Written instruction: Search the listing below for "JSON". Copy each matching line.

[Records that describe figures]
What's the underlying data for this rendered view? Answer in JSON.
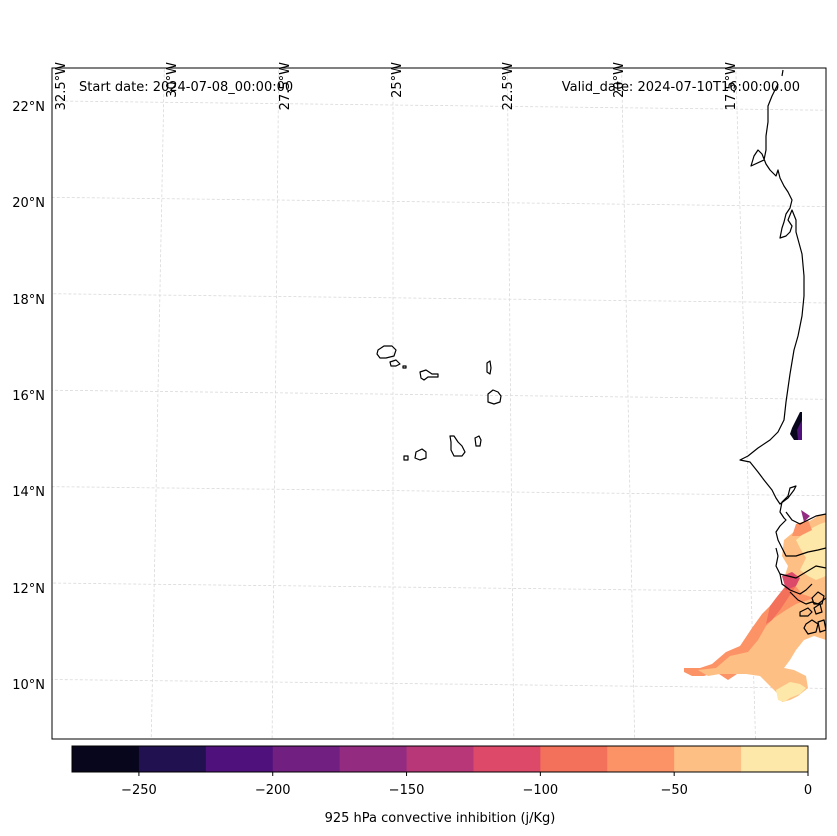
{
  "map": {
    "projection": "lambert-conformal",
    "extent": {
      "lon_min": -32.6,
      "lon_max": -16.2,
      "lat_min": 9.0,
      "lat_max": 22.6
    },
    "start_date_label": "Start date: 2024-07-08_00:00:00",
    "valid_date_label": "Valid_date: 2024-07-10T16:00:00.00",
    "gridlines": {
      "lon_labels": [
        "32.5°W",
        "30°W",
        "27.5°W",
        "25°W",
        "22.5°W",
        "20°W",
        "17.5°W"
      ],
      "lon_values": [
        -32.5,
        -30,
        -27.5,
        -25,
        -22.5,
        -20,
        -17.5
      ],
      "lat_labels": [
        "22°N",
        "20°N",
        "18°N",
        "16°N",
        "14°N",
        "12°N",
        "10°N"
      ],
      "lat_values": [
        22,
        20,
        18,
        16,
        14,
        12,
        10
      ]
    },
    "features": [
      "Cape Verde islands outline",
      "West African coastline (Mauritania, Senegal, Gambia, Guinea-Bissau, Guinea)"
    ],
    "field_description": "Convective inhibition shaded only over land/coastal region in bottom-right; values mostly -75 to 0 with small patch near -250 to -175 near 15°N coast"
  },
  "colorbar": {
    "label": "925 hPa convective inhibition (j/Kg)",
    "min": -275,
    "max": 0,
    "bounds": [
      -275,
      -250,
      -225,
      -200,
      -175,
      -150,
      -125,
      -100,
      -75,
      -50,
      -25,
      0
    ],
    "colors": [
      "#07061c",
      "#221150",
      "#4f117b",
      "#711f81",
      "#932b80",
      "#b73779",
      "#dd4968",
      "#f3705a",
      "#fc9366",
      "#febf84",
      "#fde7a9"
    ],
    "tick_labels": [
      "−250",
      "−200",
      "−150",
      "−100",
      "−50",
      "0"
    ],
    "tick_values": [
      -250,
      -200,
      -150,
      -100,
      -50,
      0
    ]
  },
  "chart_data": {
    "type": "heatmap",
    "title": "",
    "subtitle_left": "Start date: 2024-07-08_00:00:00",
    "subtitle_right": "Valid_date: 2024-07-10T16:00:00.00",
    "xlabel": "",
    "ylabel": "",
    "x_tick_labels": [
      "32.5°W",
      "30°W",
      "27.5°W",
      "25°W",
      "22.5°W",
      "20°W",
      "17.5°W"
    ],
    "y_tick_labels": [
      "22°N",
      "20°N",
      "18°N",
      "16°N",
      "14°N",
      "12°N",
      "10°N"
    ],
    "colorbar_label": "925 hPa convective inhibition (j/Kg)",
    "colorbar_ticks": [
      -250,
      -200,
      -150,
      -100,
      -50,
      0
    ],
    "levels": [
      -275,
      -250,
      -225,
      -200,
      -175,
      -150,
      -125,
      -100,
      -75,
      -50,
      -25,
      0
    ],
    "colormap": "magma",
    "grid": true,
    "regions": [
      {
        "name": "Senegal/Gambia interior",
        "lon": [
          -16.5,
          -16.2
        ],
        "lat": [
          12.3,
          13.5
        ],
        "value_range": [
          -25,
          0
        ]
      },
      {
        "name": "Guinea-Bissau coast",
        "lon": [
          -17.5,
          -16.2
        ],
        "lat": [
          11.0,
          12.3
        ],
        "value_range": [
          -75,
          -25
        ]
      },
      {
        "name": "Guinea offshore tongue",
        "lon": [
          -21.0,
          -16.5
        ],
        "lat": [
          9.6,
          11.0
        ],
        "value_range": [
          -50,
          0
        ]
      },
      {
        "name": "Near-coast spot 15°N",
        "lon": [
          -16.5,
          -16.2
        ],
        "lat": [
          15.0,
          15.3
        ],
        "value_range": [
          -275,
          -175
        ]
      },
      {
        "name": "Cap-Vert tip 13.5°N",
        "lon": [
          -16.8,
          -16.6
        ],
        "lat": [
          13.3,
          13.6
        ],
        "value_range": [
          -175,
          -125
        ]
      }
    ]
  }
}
---
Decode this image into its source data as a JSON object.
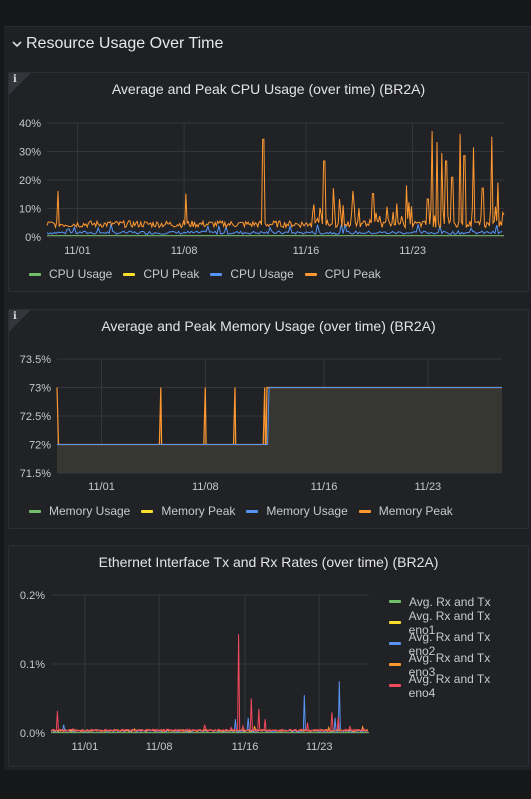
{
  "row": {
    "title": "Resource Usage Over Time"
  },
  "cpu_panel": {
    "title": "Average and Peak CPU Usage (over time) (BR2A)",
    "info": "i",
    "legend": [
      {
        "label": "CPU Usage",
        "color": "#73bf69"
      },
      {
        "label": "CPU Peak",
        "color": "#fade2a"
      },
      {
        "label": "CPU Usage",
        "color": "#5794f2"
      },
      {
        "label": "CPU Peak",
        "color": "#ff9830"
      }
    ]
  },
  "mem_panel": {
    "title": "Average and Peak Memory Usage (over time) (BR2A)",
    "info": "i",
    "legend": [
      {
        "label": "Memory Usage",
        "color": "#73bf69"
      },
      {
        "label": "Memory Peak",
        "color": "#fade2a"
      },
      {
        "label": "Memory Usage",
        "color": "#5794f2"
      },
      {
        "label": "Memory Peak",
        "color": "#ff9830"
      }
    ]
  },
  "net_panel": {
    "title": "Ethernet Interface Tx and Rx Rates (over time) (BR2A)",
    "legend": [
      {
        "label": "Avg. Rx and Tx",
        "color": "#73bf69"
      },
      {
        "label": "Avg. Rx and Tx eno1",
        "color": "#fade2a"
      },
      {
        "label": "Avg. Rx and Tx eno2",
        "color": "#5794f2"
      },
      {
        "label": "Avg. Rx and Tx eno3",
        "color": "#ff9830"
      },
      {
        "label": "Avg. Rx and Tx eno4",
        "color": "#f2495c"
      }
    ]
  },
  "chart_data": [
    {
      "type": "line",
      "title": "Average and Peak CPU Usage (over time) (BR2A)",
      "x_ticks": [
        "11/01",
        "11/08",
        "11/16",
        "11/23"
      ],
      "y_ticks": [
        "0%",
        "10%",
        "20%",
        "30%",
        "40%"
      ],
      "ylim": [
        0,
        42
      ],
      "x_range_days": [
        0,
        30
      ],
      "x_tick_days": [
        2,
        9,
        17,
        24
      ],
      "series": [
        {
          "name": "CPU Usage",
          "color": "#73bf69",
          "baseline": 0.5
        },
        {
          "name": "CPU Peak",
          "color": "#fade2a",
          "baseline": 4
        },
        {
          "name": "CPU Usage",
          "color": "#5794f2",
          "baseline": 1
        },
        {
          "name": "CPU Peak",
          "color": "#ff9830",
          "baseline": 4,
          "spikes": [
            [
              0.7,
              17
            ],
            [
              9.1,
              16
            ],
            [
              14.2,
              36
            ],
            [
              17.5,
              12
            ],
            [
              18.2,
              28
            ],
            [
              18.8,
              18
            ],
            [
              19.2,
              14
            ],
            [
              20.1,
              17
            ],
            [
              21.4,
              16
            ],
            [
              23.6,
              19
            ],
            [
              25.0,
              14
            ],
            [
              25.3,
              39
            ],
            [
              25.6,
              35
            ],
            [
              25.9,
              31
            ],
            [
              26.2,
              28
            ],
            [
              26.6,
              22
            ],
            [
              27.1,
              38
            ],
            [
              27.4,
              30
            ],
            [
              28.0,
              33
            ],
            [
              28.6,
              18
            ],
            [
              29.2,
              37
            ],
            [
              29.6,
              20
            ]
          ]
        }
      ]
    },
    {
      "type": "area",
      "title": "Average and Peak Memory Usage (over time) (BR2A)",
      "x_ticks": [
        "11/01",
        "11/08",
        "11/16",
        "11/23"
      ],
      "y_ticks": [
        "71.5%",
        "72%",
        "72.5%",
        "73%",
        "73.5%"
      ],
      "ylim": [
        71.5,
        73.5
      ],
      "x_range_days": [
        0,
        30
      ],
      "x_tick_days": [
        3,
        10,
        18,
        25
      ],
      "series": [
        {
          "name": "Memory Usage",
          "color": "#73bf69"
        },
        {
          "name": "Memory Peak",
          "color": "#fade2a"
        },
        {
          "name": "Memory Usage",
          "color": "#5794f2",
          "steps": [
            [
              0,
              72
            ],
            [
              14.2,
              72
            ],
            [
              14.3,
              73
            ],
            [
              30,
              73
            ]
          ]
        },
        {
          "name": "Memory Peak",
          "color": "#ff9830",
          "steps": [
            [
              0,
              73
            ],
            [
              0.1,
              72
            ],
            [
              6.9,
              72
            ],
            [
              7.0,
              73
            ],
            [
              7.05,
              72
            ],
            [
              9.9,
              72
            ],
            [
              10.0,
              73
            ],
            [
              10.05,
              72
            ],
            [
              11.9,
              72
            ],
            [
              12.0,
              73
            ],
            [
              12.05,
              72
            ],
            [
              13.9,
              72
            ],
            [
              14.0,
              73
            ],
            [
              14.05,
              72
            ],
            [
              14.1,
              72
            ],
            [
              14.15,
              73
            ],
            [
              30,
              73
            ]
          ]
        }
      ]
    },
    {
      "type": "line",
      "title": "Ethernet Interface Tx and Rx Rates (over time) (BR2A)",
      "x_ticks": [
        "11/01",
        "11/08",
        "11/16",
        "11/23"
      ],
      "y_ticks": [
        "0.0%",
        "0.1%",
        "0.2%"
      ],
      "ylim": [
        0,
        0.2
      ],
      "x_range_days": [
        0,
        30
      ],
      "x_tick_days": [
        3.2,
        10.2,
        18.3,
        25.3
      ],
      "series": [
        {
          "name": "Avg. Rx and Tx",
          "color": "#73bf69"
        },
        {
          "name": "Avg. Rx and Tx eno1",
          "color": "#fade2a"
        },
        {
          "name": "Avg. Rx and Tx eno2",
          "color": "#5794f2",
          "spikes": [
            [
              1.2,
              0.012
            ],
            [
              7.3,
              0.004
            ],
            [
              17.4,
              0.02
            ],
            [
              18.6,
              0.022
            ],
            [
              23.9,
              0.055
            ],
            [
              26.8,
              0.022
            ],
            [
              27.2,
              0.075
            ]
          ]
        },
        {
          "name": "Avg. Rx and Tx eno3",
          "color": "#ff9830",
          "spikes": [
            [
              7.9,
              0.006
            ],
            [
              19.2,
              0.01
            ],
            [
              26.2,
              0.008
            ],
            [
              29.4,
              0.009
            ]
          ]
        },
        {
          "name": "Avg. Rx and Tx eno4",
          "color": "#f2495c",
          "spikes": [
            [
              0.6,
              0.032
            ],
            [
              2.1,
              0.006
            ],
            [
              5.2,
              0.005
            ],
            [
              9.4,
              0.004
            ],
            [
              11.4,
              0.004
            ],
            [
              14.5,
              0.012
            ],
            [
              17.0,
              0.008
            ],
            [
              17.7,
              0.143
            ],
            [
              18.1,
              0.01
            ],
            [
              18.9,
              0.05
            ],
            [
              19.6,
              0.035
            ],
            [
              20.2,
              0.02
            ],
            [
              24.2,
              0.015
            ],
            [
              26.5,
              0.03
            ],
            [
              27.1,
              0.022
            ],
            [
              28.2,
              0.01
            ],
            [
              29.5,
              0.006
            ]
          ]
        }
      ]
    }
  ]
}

Written response:
What's the underlying data for this rendered view? Answer in JSON.
Decode this image into its source data as a JSON object.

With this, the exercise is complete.